#### Exercise:
Retype the following records exactly and exclude the pictures.

*** Opening of Data to examine ***

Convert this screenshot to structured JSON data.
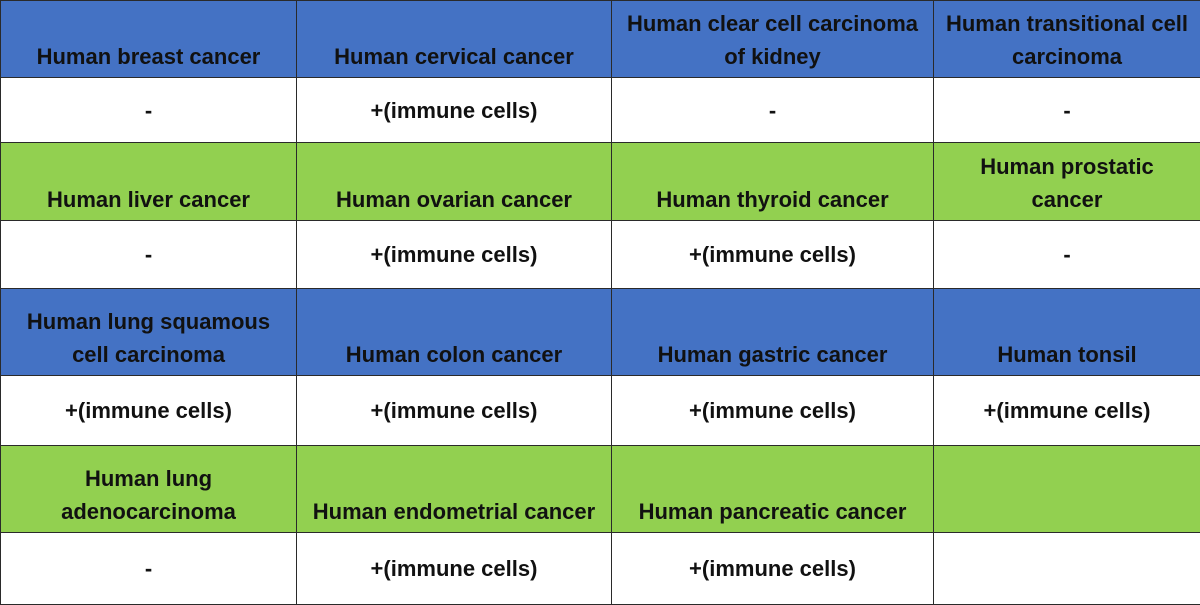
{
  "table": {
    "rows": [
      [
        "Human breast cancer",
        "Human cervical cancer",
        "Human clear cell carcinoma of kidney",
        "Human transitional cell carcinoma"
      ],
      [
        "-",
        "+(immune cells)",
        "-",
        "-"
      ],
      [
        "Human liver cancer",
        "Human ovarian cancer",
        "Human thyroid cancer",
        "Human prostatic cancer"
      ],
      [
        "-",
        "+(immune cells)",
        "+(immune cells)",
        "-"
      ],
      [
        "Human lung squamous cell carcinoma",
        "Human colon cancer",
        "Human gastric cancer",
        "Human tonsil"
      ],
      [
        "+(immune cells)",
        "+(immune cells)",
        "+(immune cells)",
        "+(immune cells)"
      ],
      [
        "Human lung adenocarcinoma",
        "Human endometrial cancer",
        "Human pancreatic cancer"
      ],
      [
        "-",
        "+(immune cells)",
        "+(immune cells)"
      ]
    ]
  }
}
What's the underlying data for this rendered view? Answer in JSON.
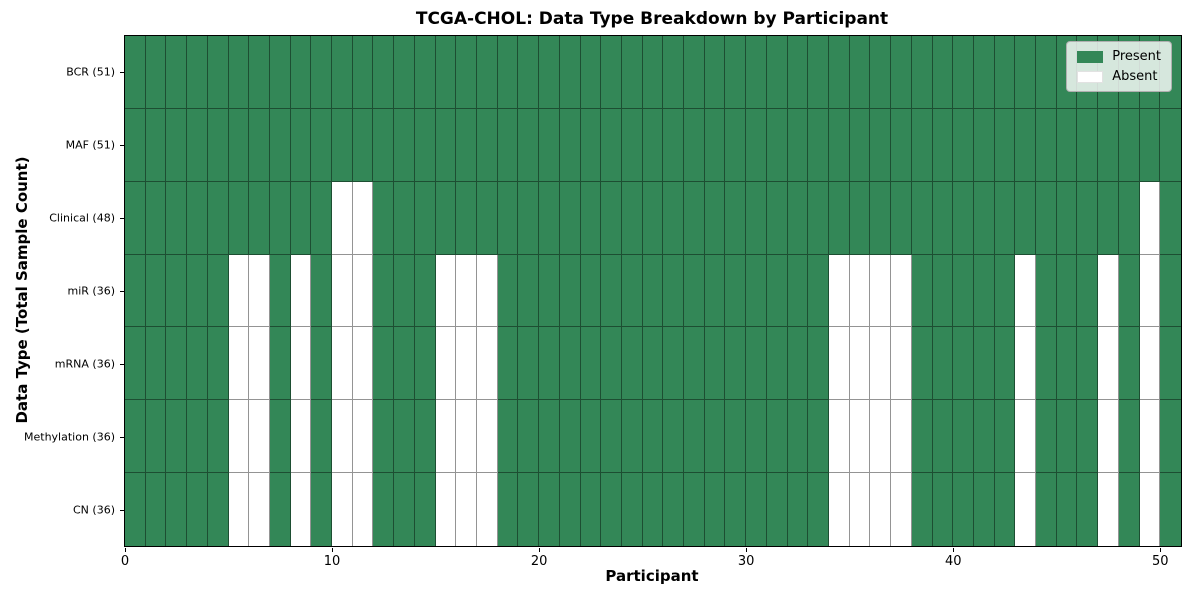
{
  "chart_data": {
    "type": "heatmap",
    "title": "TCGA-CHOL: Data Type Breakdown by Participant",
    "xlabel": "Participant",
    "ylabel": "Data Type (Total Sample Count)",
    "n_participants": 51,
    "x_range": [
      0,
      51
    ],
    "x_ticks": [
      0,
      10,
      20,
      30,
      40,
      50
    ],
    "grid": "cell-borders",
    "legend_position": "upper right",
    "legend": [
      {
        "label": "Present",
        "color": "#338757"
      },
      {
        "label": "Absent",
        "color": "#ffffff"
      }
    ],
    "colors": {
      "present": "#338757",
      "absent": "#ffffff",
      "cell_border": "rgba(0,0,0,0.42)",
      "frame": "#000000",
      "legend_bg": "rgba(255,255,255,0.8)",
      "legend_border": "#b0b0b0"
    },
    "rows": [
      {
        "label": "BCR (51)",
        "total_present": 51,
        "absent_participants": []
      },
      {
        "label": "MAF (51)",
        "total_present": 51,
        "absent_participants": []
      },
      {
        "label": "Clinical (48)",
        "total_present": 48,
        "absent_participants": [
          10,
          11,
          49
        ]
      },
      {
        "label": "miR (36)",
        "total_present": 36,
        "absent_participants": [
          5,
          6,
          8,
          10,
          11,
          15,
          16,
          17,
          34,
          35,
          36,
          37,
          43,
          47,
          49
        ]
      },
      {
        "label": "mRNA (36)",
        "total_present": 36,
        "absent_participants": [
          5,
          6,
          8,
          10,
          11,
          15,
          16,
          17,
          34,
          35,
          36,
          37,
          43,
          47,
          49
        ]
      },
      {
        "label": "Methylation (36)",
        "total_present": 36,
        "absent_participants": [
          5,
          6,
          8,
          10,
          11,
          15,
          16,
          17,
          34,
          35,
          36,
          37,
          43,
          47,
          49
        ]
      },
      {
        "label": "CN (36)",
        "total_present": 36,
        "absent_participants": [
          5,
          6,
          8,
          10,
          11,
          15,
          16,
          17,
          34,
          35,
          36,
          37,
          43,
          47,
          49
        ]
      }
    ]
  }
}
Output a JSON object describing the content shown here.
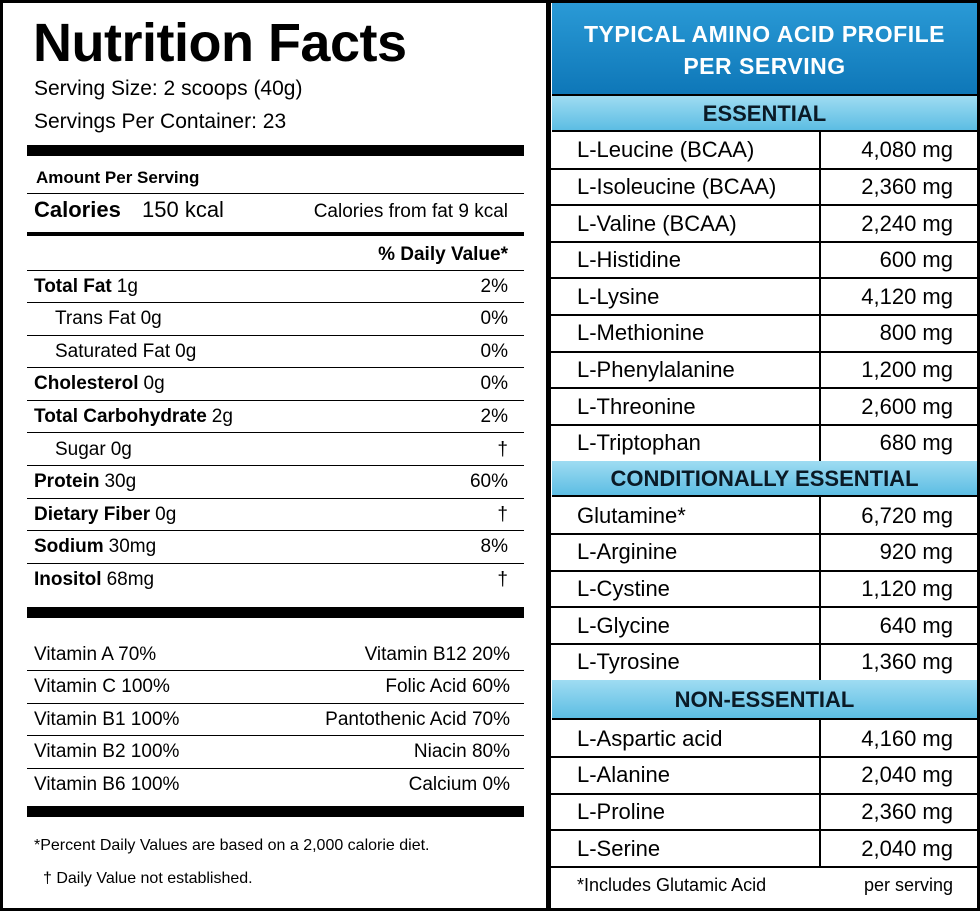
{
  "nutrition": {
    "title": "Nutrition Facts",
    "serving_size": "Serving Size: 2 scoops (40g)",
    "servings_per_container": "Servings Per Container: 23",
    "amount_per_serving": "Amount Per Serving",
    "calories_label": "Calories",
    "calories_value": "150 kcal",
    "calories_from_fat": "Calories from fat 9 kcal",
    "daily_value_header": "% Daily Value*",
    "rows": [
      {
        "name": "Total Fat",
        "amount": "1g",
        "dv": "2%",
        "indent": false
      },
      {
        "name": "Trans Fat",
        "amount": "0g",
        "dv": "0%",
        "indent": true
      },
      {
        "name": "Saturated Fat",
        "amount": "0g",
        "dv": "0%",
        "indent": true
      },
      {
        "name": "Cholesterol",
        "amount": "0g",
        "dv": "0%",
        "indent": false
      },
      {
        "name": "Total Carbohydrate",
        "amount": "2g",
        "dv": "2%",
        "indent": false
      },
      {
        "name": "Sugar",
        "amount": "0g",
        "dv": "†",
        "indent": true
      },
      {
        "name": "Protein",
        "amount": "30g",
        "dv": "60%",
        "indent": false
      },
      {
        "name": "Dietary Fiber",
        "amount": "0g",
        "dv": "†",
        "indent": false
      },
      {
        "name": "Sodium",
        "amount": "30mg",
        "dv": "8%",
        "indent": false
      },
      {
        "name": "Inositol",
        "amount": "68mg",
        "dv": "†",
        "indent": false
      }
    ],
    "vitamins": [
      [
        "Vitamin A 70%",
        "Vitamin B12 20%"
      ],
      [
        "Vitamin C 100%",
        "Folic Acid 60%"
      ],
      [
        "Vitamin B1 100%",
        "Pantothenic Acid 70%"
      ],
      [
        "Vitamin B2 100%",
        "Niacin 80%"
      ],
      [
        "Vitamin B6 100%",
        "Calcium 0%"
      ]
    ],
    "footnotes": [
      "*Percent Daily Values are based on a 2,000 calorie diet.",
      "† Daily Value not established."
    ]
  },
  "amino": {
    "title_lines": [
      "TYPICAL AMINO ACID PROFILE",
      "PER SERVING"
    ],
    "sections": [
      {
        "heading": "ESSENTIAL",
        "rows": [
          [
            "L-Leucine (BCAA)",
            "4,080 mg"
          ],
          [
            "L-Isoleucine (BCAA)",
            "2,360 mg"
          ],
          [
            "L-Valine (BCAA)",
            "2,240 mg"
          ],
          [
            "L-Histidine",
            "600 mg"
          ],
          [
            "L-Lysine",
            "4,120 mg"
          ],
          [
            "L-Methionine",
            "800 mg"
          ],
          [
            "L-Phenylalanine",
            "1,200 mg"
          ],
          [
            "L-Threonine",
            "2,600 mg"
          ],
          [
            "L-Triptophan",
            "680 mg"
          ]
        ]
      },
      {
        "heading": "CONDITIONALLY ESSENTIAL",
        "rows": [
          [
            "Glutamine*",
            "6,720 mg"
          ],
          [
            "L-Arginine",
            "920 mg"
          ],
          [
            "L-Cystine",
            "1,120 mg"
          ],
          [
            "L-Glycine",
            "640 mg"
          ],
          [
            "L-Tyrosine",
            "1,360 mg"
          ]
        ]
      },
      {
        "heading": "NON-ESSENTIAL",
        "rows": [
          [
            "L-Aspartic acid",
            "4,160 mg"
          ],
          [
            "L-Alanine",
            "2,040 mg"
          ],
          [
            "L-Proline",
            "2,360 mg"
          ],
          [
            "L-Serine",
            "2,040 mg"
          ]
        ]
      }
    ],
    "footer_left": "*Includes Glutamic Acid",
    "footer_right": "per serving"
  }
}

*** Close of Data to examine ***

#### Response to the task:
Convert this screenshot to structured JSON data.
{
  "table": {
    "rows": [
      [
        "Human breast cancer",
        "Human cervical cancer",
        "Human clear cell carcinoma of kidney",
        "Human transitional cell carcinoma"
      ],
      [
        "-",
        "+(immune cells)",
        "-",
        "-"
      ],
      [
        "Human liver cancer",
        "Human ovarian cancer",
        "Human thyroid cancer",
        "Human prostatic cancer"
      ],
      [
        "-",
        "+(immune cells)",
        "+(immune cells)",
        "-"
      ],
      [
        "Human lung squamous cell carcinoma",
        "Human colon cancer",
        "Human gastric cancer",
        "Human tonsil"
      ],
      [
        "+(immune cells)",
        "+(immune cells)",
        "+(immune cells)",
        "+(immune cells)"
      ],
      [
        "Human lung adenocarcinoma",
        "Human endometrial cancer",
        "Human pancreatic cancer"
      ],
      [
        "-",
        "+(immune cells)",
        "+(immune cells)"
      ]
    ]
  }
}
What's the underlying data for this rendered view? Answer in JSON.
{
  "chart_data": {
    "type": "heatmap",
    "title": "TCGA-CHOL: Data Type Breakdown by Participant",
    "xlabel": "Participant",
    "ylabel": "Data Type (Total Sample Count)",
    "n_participants": 51,
    "x_range": [
      0,
      51
    ],
    "x_ticks": [
      0,
      10,
      20,
      30,
      40,
      50
    ],
    "grid": "cell-borders",
    "legend_position": "upper right",
    "legend": [
      {
        "label": "Present",
        "color": "#338757"
      },
      {
        "label": "Absent",
        "color": "#ffffff"
      }
    ],
    "colors": {
      "present": "#338757",
      "absent": "#ffffff",
      "cell_border": "rgba(0,0,0,0.42)",
      "frame": "#000000",
      "legend_bg": "rgba(255,255,255,0.8)",
      "legend_border": "#b0b0b0"
    },
    "rows": [
      {
        "label": "BCR (51)",
        "total_present": 51,
        "absent_participants": []
      },
      {
        "label": "MAF (51)",
        "total_present": 51,
        "absent_participants": []
      },
      {
        "label": "Clinical (48)",
        "total_present": 48,
        "absent_participants": [
          10,
          11,
          49
        ]
      },
      {
        "label": "miR (36)",
        "total_present": 36,
        "absent_participants": [
          5,
          6,
          8,
          10,
          11,
          15,
          16,
          17,
          34,
          35,
          36,
          37,
          43,
          47,
          49
        ]
      },
      {
        "label": "mRNA (36)",
        "total_present": 36,
        "absent_participants": [
          5,
          6,
          8,
          10,
          11,
          15,
          16,
          17,
          34,
          35,
          36,
          37,
          43,
          47,
          49
        ]
      },
      {
        "label": "Methylation (36)",
        "total_present": 36,
        "absent_participants": [
          5,
          6,
          8,
          10,
          11,
          15,
          16,
          17,
          34,
          35,
          36,
          37,
          43,
          47,
          49
        ]
      },
      {
        "label": "CN (36)",
        "total_present": 36,
        "absent_participants": [
          5,
          6,
          8,
          10,
          11,
          15,
          16,
          17,
          34,
          35,
          36,
          37,
          43,
          47,
          49
        ]
      }
    ]
  }
}
Output a JSON object describing the content shown here.
{
  "nutrition": {
    "title": "Nutrition Facts",
    "serving_size": "Serving Size: 2 scoops (40g)",
    "servings_per_container": "Servings Per Container: 23",
    "amount_per_serving": "Amount Per Serving",
    "calories_label": "Calories",
    "calories_value": "150 kcal",
    "calories_from_fat": "Calories from fat 9 kcal",
    "daily_value_header": "% Daily Value*",
    "rows": [
      {
        "name": "Total Fat",
        "amount": "1g",
        "dv": "2%",
        "indent": false
      },
      {
        "name": "Trans Fat",
        "amount": "0g",
        "dv": "0%",
        "indent": true
      },
      {
        "name": "Saturated Fat",
        "amount": "0g",
        "dv": "0%",
        "indent": true
      },
      {
        "name": "Cholesterol",
        "amount": "0g",
        "dv": "0%",
        "indent": false
      },
      {
        "name": "Total Carbohydrate",
        "amount": "2g",
        "dv": "2%",
        "indent": false
      },
      {
        "name": "Sugar",
        "amount": "0g",
        "dv": "†",
        "indent": true
      },
      {
        "name": "Protein",
        "amount": "30g",
        "dv": "60%",
        "indent": false
      },
      {
        "name": "Dietary Fiber",
        "amount": "0g",
        "dv": "†",
        "indent": false
      },
      {
        "name": "Sodium",
        "amount": "30mg",
        "dv": "8%",
        "indent": false
      },
      {
        "name": "Inositol",
        "amount": "68mg",
        "dv": "†",
        "indent": false
      }
    ],
    "vitamins": [
      [
        "Vitamin A 70%",
        "Vitamin B12 20%"
      ],
      [
        "Vitamin C 100%",
        "Folic Acid 60%"
      ],
      [
        "Vitamin B1 100%",
        "Pantothenic Acid 70%"
      ],
      [
        "Vitamin B2 100%",
        "Niacin 80%"
      ],
      [
        "Vitamin B6 100%",
        "Calcium 0%"
      ]
    ],
    "footnotes": [
      "*Percent Daily Values are based on a 2,000 calorie diet.",
      "† Daily Value not established."
    ]
  },
  "amino": {
    "title_lines": [
      "TYPICAL AMINO ACID PROFILE",
      "PER SERVING"
    ],
    "sections": [
      {
        "heading": "ESSENTIAL",
        "rows": [
          [
            "L-Leucine (BCAA)",
            "4,080 mg"
          ],
          [
            "L-Isoleucine (BCAA)",
            "2,360 mg"
          ],
          [
            "L-Valine (BCAA)",
            "2,240 mg"
          ],
          [
            "L-Histidine",
            "600 mg"
          ],
          [
            "L-Lysine",
            "4,120 mg"
          ],
          [
            "L-Methionine",
            "800 mg"
          ],
          [
            "L-Phenylalanine",
            "1,200 mg"
          ],
          [
            "L-Threonine",
            "2,600 mg"
          ],
          [
            "L-Triptophan",
            "680 mg"
          ]
        ]
      },
      {
        "heading": "CONDITIONALLY ESSENTIAL",
        "rows": [
          [
            "Glutamine*",
            "6,720 mg"
          ],
          [
            "L-Arginine",
            "920 mg"
          ],
          [
            "L-Cystine",
            "1,120 mg"
          ],
          [
            "L-Glycine",
            "640 mg"
          ],
          [
            "L-Tyrosine",
            "1,360 mg"
          ]
        ]
      },
      {
        "heading": "NON-ESSENTIAL",
        "rows": [
          [
            "L-Aspartic acid",
            "4,160 mg"
          ],
          [
            "L-Alanine",
            "2,040 mg"
          ],
          [
            "L-Proline",
            "2,360 mg"
          ],
          [
            "L-Serine",
            "2,040 mg"
          ]
        ]
      }
    ],
    "footer_left": "*Includes Glutamic Acid",
    "footer_right": "per serving"
  }
}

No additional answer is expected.